[Dataset rows of page text]
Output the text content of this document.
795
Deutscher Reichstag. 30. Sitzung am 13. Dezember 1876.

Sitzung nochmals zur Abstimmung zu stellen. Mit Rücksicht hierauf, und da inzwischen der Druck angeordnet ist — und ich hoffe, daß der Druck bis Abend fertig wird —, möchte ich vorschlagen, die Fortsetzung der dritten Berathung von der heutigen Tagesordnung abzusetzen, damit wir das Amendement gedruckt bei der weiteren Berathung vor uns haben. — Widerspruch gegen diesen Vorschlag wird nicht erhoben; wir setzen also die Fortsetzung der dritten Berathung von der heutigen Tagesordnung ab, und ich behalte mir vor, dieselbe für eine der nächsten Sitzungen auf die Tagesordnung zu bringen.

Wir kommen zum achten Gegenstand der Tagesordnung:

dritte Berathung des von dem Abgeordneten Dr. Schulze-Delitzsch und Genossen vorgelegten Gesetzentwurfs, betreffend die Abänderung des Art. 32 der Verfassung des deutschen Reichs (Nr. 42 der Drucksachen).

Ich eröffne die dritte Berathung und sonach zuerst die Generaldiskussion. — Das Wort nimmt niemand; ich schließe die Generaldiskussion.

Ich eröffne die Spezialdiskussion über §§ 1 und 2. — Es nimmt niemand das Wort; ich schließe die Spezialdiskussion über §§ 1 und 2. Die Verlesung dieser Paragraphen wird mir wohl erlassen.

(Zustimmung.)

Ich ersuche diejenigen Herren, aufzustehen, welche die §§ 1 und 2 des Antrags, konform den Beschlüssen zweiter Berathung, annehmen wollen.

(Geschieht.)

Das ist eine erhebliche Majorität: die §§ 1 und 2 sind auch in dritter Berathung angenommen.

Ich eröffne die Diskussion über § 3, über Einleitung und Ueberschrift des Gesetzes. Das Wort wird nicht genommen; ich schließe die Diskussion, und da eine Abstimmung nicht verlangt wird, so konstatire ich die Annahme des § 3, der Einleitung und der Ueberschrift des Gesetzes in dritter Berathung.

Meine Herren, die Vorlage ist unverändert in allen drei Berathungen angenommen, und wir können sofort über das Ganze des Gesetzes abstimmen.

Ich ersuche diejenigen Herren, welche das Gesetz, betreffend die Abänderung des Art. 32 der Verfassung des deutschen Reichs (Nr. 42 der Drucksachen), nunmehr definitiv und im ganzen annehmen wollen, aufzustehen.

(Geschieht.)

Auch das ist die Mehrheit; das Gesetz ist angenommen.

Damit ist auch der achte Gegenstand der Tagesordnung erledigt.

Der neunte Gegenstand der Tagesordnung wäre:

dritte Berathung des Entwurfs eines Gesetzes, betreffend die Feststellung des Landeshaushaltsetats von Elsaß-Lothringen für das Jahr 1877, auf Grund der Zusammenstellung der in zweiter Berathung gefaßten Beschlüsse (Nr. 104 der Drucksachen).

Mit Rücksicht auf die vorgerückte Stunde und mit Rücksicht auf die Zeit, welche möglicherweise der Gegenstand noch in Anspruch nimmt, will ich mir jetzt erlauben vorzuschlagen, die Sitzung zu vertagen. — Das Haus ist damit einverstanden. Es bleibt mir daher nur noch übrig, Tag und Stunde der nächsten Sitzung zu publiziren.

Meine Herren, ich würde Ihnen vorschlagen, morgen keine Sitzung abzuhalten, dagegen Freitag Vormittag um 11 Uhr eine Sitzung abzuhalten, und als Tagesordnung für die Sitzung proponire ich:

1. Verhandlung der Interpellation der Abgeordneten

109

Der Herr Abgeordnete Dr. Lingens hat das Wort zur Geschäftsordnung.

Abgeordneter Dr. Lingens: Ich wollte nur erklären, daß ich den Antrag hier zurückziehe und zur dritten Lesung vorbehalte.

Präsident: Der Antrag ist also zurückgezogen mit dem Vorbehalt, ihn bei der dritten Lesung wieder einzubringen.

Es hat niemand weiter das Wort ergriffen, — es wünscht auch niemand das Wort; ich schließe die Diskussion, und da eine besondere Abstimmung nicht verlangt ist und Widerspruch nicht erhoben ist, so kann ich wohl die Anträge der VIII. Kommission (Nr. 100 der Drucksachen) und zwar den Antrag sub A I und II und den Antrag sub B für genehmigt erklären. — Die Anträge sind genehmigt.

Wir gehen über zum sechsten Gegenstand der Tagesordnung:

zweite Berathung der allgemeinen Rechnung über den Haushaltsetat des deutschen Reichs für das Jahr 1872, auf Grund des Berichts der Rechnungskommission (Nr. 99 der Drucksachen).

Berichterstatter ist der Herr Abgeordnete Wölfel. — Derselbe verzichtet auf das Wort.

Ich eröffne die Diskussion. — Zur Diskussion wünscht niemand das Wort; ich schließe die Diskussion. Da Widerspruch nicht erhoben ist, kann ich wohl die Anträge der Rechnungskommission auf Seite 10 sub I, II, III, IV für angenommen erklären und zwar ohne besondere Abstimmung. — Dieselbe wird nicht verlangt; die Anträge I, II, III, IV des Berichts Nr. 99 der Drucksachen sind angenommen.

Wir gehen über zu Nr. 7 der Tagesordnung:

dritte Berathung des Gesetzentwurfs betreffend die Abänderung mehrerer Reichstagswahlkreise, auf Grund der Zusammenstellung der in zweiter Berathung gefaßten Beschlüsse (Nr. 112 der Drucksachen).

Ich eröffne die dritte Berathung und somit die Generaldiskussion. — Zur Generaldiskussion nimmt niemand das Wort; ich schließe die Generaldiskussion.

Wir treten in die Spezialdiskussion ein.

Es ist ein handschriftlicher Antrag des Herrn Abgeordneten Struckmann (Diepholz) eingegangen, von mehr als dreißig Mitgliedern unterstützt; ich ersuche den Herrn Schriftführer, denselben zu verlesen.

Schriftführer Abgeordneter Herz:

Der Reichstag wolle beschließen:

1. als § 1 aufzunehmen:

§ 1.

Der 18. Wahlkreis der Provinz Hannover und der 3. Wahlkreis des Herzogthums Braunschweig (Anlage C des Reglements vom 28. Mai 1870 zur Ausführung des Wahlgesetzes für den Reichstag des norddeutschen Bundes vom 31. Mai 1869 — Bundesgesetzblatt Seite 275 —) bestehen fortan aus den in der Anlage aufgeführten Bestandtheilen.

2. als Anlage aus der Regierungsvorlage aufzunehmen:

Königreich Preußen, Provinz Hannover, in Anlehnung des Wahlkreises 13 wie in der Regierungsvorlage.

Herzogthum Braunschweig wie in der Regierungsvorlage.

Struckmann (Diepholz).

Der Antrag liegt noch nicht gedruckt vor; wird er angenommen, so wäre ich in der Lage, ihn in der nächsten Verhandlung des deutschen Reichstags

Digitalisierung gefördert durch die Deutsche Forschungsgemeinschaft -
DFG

Directions:
Wherever a line in the data above holds the word "Abänderung", copy that line.

Answer to the problem:
dritte Berathung des von dem Abgeordneten Dr. Schulze-Delitzsch und Genossen vorgelegten Gesetzentwurfs, betreffend die Abänderung des Art. 32 der Verfassung des deutschen Reichs (Nr. 42 der Drucksachen).
Ich ersuche diejenigen Herren, welche das Gesetz, betreffend die Abänderung des Art. 32 der Verfassung des deutschen Reichs (Nr. 42 der Drucksachen), nunmehr definitiv und im ganzen annehmen wollen, aufzustehen.
dritte Berathung des Gesetzentwurfs betreffend die Abänderung mehrerer Reichstagswahlkreise, auf Grund der Zusammenstellung der in zweiter Berathung gefaßten Beschlüsse (Nr. 112 der Drucksachen).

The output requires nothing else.